* [Instructions for the task] Each line of the material must be returned exactly.

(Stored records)

▶

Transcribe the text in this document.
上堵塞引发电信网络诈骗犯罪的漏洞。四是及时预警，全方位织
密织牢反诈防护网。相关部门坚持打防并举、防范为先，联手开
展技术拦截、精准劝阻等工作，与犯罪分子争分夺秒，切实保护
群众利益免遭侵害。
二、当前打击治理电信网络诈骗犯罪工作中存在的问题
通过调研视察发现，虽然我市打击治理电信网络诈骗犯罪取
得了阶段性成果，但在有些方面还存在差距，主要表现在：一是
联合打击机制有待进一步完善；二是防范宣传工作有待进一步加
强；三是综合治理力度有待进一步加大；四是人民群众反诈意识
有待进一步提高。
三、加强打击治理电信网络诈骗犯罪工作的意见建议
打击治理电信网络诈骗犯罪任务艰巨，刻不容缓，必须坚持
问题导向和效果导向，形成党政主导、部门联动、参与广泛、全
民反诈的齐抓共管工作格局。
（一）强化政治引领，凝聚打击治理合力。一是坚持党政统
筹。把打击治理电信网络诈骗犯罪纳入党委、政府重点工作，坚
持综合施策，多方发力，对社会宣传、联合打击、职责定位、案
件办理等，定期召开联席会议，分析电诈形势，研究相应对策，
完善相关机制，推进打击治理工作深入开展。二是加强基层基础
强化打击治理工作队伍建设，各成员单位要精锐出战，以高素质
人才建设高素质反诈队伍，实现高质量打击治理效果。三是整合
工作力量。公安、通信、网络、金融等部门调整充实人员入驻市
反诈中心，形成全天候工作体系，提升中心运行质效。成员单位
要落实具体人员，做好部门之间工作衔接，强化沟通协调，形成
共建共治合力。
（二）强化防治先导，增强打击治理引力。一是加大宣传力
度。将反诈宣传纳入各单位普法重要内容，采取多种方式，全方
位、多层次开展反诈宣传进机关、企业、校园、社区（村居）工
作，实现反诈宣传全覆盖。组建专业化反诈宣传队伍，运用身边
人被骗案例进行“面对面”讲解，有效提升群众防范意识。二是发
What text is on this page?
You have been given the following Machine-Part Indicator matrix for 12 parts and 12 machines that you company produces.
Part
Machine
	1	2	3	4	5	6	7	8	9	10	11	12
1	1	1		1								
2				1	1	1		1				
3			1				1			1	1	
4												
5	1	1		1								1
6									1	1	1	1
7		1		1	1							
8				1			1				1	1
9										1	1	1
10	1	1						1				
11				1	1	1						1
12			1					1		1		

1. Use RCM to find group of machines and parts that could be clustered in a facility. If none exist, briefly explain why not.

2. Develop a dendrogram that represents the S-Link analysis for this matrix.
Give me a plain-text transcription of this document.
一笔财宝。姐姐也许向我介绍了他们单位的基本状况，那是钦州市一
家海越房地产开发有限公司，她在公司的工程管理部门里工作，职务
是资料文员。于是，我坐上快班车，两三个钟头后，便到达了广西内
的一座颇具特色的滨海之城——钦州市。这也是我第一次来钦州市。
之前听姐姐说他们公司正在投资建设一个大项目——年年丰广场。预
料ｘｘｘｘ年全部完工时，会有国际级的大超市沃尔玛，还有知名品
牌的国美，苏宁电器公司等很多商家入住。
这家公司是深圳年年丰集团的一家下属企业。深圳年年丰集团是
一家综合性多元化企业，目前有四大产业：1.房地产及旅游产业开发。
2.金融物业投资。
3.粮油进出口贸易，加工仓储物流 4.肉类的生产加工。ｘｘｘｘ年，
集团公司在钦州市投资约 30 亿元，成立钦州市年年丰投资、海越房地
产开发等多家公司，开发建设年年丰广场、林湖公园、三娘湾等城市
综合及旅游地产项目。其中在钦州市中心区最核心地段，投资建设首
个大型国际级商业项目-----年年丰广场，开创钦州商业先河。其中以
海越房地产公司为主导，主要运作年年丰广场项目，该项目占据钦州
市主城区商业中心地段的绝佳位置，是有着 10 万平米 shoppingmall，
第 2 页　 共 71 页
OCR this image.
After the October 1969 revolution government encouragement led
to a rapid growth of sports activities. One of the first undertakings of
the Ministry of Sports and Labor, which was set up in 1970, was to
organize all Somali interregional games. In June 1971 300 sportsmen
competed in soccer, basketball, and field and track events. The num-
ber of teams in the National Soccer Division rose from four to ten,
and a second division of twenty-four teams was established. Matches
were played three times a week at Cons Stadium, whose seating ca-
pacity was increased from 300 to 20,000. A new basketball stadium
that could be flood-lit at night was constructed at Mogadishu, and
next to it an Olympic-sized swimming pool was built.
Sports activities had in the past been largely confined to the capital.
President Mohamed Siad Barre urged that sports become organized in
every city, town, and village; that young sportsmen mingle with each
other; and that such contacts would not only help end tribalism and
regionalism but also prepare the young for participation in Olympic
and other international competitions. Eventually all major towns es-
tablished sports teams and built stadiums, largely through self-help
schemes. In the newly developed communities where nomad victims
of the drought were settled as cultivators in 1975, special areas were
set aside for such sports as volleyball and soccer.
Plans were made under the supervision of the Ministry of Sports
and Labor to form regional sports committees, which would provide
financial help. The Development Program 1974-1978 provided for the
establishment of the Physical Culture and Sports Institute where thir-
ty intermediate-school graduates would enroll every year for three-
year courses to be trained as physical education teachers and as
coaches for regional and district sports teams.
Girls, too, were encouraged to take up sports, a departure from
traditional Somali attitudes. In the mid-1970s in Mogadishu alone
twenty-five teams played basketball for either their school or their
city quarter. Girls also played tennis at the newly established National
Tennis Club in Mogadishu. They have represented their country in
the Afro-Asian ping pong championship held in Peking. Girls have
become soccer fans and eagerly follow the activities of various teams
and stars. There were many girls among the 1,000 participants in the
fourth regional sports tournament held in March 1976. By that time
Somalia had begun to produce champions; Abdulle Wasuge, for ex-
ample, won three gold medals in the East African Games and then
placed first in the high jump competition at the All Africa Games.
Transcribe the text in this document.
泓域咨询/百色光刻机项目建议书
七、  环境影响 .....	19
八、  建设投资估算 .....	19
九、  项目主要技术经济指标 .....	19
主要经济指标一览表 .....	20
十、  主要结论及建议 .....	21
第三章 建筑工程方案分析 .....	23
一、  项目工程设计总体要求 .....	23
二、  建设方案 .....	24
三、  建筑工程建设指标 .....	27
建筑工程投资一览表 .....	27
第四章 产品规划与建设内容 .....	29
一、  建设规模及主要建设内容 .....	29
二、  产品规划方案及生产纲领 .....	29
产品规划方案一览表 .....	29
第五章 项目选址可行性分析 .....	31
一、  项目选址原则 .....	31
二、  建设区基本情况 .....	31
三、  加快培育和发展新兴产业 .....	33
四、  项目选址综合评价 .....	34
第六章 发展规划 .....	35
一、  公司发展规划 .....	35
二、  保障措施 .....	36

◀

* [Solution for this problem]
Transcribe the text in this document.
上堵塞引发电信网络诈骗犯罪的漏洞。四是及时预警，全方位织
密织牢反诈防护网。相关部门坚持打防并举、防范为先，联手开
展技术拦截、精准劝阻等工作，与犯罪分子争分夺秒，切实保护
群众利益免遭侵害。
二、当前打击治理电信网络诈骗犯罪工作中存在的问题
通过调研视察发现，虽然我市打击治理电信网络诈骗犯罪取
得了阶段性成果，但在有些方面还存在差距，主要表现在：一是
联合打击机制有待进一步完善；二是防范宣传工作有待进一步加
强；三是综合治理力度有待进一步加大；四是人民群众反诈意识
有待进一步提高。
三、加强打击治理电信网络诈骗犯罪工作的意见建议
打击治理电信网络诈骗犯罪任务艰巨，刻不容缓，必须坚持
问题导向和效果导向，形成党政主导、部门联动、参与广泛、全
民反诈的齐抓共管工作格局。
（一）强化政治引领，凝聚打击治理合力。一是坚持党政统
筹。把打击治理电信网络诈骗犯罪纳入党委、政府重点工作，坚
持综合施策，多方发力，对社会宣传、联合打击、职责定位、案
件办理等，定期召开联席会议，分析电诈形势，研究相应对策，
完善相关机制，推进打击治理工作深入开展。二是加强基层基础
强化打击治理工作队伍建设，各成员单位要精锐出战，以高素质
人才建设高素质反诈队伍，实现高质量打击治理效果。三是整合
工作力量。公安、通信、网络、金融等部门调整充实人员入驻市
反诈中心，形成全天候工作体系，提升中心运行质效。成员单位
要落实具体人员，做好部门之间工作衔接，强化沟通协调，形成
共建共治合力。
（二）强化防治先导，增强打击治理引力。一是加大宣传力
度。将反诈宣传纳入各单位普法重要内容，采取多种方式，全方
位、多层次开展反诈宣传进机关、企业、校园、社区（村居）工
作，实现反诈宣传全覆盖。组建专业化反诈宣传队伍，运用身边
人被骗案例进行“面对面”讲解，有效提升群众防范意识。二是发
What text is on this page?
You have been given the following Machine-Part Indicator matrix for 12 parts and 12 machines that you company produces.
Part
Machine
	1	2	3	4	5	6	7	8	9	10	11	12
1	1	1		1								
2				1	1	1		1				
3			1				1			1	1	
4												
5	1	1		1								1
6									1	1	1	1
7		1		1	1							
8				1			1				1	1
9										1	1	1
10	1	1						1				
11				1	1	1						1
12			1					1		1		

1. Use RCM to find group of machines and parts that could be clustered in a facility. If none exist, briefly explain why not.

2. Develop a dendrogram that represents the S-Link analysis for this matrix.
Give me a plain-text transcription of this document.
一笔财宝。姐姐也许向我介绍了他们单位的基本状况，那是钦州市一
家海越房地产开发有限公司，她在公司的工程管理部门里工作，职务
是资料文员。于是，我坐上快班车，两三个钟头后，便到达了广西内
的一座颇具特色的滨海之城——钦州市。这也是我第一次来钦州市。
之前听姐姐说他们公司正在投资建设一个大项目——年年丰广场。预
料ｘｘｘｘ年全部完工时，会有国际级的大超市沃尔玛，还有知名品
牌的国美，苏宁电器公司等很多商家入住。
这家公司是深圳年年丰集团的一家下属企业。深圳年年丰集团是
一家综合性多元化企业，目前有四大产业：1.房地产及旅游产业开发。
2.金融物业投资。
3.粮油进出口贸易，加工仓储物流 4.肉类的生产加工。ｘｘｘｘ年，
集团公司在钦州市投资约 30 亿元，成立钦州市年年丰投资、海越房地
产开发等多家公司，开发建设年年丰广场、林湖公园、三娘湾等城市
综合及旅游地产项目。其中在钦州市中心区最核心地段，投资建设首
个大型国际级商业项目-----年年丰广场，开创钦州商业先河。其中以
海越房地产公司为主导，主要运作年年丰广场项目，该项目占据钦州
市主城区商业中心地段的绝佳位置，是有着 10 万平米 shoppingmall，
第 2 页　 共 71 页
OCR this image.
After the October 1969 revolution government encouragement led
to a rapid growth of sports activities. One of the first undertakings of
the Ministry of Sports and Labor, which was set up in 1970, was to
organize all Somali interregional games. In June 1971 300 sportsmen
competed in soccer, basketball, and field and track events. The num-
ber of teams in the National Soccer Division rose from four to ten,
and a second division of twenty-four teams was established. Matches
were played three times a week at Cons Stadium, whose seating ca-
pacity was increased from 300 to 20,000. A new basketball stadium
that could be flood-lit at night was constructed at Mogadishu, and
next to it an Olympic-sized swimming pool was built.
Sports activities had in the past been largely confined to the capital.
President Mohamed Siad Barre urged that sports become organized in
every city, town, and village; that young sportsmen mingle with each
other; and that such contacts would not only help end tribalism and
regionalism but also prepare the young for participation in Olympic
and other international competitions. Eventually all major towns es-
tablished sports teams and built stadiums, largely through self-help
schemes. In the newly developed communities where nomad victims
of the drought were settled as cultivators in 1975, special areas were
set aside for such sports as volleyball and soccer.
Plans were made under the supervision of the Ministry of Sports
and Labor to form regional sports committees, which would provide
financial help. The Development Program 1974-1978 provided for the
establishment of the Physical Culture and Sports Institute where thir-
ty intermediate-school graduates would enroll every year for three-
year courses to be trained as physical education teachers and as
coaches for regional and district sports teams.
Girls, too, were encouraged to take up sports, a departure from
traditional Somali attitudes. In the mid-1970s in Mogadishu alone
twenty-five teams played basketball for either their school or their
city quarter. Girls also played tennis at the newly established National
Tennis Club in Mogadishu. They have represented their country in
the Afro-Asian ping pong championship held in Peking. Girls have
become soccer fans and eagerly follow the activities of various teams
and stars. There were many girls among the 1,000 participants in the
fourth regional sports tournament held in March 1976. By that time
Somalia had begun to produce champions; Abdulle Wasuge, for ex-
ample, won three gold medals in the East African Games and then
placed first in the high jump competition at the All Africa Games.
Transcribe the text in this document.
泓域咨询/百色光刻机项目建议书
七、  环境影响 .....	19
八、  建设投资估算 .....	19
九、  项目主要技术经济指标 .....	19
主要经济指标一览表 .....	20
十、  主要结论及建议 .....	21
第三章 建筑工程方案分析 .....	23
一、  项目工程设计总体要求 .....	23
二、  建设方案 .....	24
三、  建筑工程建设指标 .....	27
建筑工程投资一览表 .....	27
第四章 产品规划与建设内容 .....	29
一、  建设规模及主要建设内容 .....	29
二、  产品规划方案及生产纲领 .....	29
产品规划方案一览表 .....	29
第五章 项目选址可行性分析 .....	31
一、  项目选址原则 .....	31
二、  建设区基本情况 .....	31
三、  加快培育和发展新兴产业 .....	33
四、  项目选址综合评价 .....	34
第六章 发展规划 .....	35
一、  公司发展规划 .....	35
二、  保障措施 .....	36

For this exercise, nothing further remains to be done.